» **INPUT DATA**

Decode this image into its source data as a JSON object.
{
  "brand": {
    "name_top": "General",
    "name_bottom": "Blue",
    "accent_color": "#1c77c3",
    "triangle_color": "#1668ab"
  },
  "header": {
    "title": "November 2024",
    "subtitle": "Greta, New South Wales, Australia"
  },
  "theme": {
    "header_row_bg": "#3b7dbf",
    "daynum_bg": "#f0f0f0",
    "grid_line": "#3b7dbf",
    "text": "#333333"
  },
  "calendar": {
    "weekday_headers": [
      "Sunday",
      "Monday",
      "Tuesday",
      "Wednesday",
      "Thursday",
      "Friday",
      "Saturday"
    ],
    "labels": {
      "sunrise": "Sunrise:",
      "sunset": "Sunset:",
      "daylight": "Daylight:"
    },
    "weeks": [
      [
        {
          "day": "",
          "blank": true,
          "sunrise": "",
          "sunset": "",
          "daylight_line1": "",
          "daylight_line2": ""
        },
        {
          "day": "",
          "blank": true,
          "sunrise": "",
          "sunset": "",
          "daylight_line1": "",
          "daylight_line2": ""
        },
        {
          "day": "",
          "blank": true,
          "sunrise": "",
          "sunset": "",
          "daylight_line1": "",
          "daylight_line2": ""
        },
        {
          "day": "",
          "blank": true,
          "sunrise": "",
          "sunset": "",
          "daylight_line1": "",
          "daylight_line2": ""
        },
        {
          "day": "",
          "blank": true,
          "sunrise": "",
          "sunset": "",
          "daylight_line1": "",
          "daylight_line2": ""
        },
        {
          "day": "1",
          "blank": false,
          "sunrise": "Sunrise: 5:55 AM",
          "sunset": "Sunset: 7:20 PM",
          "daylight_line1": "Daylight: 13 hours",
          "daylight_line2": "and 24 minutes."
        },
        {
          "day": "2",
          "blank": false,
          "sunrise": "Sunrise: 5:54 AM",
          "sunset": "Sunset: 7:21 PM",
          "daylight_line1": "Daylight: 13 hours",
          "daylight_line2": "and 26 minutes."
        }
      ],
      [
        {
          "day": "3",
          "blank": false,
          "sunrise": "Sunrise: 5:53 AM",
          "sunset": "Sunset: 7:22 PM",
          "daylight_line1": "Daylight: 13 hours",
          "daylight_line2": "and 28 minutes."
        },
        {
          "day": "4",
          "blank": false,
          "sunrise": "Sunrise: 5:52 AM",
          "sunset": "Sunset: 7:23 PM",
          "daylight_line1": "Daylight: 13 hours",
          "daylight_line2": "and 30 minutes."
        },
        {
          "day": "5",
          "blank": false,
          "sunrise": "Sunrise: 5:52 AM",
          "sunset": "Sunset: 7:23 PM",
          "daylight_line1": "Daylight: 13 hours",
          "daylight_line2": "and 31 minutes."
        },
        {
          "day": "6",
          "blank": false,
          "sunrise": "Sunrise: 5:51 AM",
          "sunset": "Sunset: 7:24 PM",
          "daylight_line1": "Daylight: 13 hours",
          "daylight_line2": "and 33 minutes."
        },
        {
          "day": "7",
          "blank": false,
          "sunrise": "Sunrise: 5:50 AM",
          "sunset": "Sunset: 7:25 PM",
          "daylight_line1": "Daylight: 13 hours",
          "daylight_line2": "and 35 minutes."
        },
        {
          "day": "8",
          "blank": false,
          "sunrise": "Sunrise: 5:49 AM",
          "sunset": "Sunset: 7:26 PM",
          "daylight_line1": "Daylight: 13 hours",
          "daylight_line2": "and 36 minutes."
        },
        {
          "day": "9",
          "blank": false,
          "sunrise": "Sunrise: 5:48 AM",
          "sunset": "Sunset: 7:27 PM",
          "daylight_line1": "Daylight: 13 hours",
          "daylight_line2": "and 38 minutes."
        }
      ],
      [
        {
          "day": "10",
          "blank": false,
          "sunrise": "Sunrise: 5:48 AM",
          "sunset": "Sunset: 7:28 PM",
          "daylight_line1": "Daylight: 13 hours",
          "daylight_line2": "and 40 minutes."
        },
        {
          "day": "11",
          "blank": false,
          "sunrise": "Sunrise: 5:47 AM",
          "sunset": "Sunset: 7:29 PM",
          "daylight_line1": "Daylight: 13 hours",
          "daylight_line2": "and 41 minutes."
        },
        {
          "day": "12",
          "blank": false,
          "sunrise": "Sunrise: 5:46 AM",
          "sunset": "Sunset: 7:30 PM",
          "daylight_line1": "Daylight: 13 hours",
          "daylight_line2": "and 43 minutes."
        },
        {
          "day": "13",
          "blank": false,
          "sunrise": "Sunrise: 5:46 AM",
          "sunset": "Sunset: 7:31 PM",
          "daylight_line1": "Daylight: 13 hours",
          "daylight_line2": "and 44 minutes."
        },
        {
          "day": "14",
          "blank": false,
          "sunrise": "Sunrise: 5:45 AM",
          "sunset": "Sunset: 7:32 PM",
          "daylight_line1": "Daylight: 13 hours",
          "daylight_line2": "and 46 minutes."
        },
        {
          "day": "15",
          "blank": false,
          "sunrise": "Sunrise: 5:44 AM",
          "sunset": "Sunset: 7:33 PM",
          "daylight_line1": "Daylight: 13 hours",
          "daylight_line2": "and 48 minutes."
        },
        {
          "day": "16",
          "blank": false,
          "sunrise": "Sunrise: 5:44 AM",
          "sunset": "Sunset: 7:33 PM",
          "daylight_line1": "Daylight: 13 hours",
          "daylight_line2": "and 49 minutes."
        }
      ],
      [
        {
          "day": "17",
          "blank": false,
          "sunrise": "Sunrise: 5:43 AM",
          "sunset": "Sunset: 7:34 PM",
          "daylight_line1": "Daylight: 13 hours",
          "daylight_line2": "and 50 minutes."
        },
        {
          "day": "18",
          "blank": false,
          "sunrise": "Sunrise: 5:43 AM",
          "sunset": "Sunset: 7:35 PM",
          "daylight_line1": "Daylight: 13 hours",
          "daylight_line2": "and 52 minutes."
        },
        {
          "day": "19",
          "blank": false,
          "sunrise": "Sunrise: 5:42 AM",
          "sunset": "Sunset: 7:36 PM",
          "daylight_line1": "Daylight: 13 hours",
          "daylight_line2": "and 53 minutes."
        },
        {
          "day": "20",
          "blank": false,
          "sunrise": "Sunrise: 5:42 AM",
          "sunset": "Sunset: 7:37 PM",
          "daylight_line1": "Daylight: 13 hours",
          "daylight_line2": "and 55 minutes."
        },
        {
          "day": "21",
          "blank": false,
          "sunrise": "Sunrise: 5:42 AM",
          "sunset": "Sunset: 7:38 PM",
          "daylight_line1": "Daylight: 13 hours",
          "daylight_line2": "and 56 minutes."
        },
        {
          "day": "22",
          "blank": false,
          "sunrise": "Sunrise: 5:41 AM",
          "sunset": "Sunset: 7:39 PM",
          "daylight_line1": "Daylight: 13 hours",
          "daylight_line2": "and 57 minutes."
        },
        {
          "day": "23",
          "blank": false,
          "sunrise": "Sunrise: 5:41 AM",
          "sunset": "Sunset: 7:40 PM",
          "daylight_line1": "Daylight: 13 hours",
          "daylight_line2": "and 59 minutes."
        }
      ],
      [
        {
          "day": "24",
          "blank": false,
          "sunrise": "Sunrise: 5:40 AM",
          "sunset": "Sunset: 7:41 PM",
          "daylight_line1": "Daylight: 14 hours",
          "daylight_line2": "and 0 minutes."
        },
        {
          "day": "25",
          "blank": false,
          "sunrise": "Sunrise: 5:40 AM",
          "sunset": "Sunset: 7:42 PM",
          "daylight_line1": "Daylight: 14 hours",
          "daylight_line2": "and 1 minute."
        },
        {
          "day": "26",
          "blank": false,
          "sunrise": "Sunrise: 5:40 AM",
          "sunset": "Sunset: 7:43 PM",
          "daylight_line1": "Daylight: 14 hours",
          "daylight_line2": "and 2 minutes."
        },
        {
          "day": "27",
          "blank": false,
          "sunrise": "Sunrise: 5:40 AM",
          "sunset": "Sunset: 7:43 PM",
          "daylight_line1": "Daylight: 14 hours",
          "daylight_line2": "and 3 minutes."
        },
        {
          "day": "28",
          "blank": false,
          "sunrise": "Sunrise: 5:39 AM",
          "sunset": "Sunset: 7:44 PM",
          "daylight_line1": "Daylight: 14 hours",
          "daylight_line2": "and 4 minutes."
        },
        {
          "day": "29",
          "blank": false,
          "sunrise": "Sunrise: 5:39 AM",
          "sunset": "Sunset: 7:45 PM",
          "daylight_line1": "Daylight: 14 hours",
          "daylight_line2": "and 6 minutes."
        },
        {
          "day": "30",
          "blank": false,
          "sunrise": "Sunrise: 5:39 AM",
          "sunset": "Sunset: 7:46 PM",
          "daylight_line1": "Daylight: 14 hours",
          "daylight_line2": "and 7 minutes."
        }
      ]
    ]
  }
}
==
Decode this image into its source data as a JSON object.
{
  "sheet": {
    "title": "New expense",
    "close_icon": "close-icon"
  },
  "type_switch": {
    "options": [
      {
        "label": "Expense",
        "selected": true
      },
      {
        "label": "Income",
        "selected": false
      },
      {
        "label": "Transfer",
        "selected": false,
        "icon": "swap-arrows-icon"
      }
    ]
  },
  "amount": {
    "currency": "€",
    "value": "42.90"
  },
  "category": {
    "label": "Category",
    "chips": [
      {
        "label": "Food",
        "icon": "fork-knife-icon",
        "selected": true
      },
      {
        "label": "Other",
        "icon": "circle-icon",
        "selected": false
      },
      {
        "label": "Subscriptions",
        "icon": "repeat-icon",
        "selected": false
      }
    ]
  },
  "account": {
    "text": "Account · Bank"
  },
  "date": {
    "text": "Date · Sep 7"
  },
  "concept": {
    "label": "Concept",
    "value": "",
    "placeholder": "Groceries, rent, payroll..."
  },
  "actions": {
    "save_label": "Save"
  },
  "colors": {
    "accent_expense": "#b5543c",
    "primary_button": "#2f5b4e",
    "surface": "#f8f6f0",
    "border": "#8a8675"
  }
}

» **GIVEN EXERCISE**
Find every line in the records that contains the word "icon"; copy those lines.

» **OUTPUT OF THE EXERCISE**
    "close_icon": "close-icon"
        "icon": "swap-arrows-icon"
        "icon": "fork-knife-icon",
        "icon": "circle-icon",
        "icon": "repeat-icon",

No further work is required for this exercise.